Written task:
Every line holding the string "ylabel" should be gathered.

Records provided:

§ §

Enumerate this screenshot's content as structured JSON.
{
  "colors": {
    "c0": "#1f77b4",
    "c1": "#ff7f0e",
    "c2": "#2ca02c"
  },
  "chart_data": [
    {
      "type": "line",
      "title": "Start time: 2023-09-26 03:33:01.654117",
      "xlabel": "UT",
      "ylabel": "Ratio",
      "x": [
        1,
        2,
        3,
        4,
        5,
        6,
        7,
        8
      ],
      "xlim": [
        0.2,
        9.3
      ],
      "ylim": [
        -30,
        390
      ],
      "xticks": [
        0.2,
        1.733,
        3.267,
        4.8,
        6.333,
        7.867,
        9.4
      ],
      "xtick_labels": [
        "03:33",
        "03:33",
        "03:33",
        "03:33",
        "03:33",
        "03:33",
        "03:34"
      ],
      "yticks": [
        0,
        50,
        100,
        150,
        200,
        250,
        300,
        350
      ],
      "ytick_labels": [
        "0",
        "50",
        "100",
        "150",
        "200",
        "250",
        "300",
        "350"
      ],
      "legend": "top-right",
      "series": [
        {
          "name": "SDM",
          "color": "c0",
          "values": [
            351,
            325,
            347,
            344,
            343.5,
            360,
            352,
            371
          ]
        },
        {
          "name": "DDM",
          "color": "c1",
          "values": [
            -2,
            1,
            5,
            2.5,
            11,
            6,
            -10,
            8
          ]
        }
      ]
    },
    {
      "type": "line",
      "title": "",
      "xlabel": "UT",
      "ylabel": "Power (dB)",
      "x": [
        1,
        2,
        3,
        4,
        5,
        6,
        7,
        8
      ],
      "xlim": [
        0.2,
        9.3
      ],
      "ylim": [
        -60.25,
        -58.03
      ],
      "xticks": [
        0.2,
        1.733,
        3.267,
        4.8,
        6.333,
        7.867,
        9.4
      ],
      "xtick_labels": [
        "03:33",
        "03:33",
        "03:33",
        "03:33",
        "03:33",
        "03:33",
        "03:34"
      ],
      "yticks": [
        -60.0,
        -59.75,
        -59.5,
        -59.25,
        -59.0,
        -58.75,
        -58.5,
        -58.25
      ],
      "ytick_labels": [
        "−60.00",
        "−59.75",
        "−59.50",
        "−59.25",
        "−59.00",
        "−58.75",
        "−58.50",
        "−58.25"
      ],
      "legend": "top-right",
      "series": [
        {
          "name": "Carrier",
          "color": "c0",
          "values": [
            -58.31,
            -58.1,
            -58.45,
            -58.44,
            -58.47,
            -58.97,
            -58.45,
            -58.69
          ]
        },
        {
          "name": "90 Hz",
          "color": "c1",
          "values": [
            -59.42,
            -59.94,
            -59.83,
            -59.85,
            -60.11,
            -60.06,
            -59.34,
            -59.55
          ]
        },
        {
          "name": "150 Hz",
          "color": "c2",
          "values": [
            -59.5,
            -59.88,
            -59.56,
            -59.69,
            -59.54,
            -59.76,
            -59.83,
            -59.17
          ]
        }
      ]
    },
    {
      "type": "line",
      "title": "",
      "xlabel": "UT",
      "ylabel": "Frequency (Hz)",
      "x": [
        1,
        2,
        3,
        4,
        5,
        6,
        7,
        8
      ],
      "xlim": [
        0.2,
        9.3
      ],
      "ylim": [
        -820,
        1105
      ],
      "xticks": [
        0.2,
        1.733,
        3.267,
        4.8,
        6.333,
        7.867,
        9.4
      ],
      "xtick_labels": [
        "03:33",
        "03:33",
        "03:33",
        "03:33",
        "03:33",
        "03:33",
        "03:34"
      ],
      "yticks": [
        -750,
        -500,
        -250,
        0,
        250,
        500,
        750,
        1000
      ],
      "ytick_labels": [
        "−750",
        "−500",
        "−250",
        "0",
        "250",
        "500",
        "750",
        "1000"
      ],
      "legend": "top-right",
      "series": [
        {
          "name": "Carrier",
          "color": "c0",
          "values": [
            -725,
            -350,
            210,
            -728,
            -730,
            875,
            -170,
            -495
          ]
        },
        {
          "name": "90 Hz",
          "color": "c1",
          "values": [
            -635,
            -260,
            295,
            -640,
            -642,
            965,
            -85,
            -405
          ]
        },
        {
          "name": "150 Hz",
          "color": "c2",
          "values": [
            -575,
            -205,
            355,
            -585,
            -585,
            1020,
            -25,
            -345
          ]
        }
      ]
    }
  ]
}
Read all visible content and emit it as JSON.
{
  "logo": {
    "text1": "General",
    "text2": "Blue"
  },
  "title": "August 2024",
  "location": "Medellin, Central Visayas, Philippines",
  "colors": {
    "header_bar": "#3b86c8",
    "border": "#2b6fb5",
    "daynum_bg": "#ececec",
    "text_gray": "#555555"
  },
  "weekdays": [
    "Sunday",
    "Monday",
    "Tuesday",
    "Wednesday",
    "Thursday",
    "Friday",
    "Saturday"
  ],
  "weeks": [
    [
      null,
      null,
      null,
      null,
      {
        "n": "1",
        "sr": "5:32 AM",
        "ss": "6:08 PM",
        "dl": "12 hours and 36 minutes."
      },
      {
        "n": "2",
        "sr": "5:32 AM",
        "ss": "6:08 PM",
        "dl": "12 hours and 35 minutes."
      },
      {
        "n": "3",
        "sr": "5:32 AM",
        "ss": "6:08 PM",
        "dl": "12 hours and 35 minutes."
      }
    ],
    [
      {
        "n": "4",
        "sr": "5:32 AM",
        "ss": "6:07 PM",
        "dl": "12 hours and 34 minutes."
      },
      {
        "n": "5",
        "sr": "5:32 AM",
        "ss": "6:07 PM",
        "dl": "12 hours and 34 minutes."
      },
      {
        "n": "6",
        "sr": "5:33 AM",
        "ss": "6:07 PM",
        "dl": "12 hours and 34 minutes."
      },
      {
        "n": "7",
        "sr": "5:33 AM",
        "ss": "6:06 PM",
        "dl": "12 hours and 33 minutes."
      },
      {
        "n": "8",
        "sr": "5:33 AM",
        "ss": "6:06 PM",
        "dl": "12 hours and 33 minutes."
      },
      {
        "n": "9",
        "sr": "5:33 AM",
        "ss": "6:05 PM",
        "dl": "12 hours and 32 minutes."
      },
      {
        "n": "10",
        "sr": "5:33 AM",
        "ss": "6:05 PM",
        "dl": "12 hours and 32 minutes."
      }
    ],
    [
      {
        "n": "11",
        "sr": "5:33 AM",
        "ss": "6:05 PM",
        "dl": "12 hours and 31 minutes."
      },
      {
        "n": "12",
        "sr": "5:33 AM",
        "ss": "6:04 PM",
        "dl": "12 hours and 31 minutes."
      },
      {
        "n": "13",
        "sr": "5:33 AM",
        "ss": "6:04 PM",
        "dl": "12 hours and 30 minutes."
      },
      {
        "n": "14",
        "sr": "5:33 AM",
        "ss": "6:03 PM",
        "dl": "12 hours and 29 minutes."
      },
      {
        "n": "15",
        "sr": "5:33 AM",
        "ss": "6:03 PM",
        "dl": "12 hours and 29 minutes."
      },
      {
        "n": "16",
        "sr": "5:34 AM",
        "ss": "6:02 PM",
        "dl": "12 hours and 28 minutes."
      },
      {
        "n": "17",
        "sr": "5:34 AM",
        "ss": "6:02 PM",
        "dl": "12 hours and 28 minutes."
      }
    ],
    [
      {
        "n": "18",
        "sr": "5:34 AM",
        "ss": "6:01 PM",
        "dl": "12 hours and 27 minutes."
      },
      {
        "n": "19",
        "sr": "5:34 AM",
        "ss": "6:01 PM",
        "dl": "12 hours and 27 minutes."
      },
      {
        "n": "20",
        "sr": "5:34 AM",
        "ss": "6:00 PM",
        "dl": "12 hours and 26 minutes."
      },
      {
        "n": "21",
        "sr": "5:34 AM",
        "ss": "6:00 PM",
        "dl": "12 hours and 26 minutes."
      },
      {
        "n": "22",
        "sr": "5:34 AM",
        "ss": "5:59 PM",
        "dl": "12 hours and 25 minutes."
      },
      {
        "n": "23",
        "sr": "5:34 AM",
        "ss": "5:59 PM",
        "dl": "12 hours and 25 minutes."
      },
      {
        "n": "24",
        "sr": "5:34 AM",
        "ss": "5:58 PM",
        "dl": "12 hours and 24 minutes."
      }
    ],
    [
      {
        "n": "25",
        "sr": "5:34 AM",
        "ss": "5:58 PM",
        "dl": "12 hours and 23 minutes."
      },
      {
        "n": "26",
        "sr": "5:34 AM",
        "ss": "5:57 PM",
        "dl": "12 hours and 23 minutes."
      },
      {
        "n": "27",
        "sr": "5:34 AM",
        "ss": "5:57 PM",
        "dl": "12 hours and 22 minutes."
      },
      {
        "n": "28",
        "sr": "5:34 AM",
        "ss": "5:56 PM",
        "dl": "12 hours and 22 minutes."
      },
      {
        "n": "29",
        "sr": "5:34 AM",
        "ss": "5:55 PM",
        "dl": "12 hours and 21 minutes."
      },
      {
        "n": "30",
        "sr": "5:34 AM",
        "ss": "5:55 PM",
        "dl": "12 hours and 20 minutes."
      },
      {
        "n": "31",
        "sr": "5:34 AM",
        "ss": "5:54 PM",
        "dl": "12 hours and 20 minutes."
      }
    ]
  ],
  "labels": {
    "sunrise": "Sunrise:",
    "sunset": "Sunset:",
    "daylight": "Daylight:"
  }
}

§ §

Full solution:
      "ylabel": "Ratio",
      "ylabel": "Power (dB)",
      "ylabel": "Frequency (Hz)",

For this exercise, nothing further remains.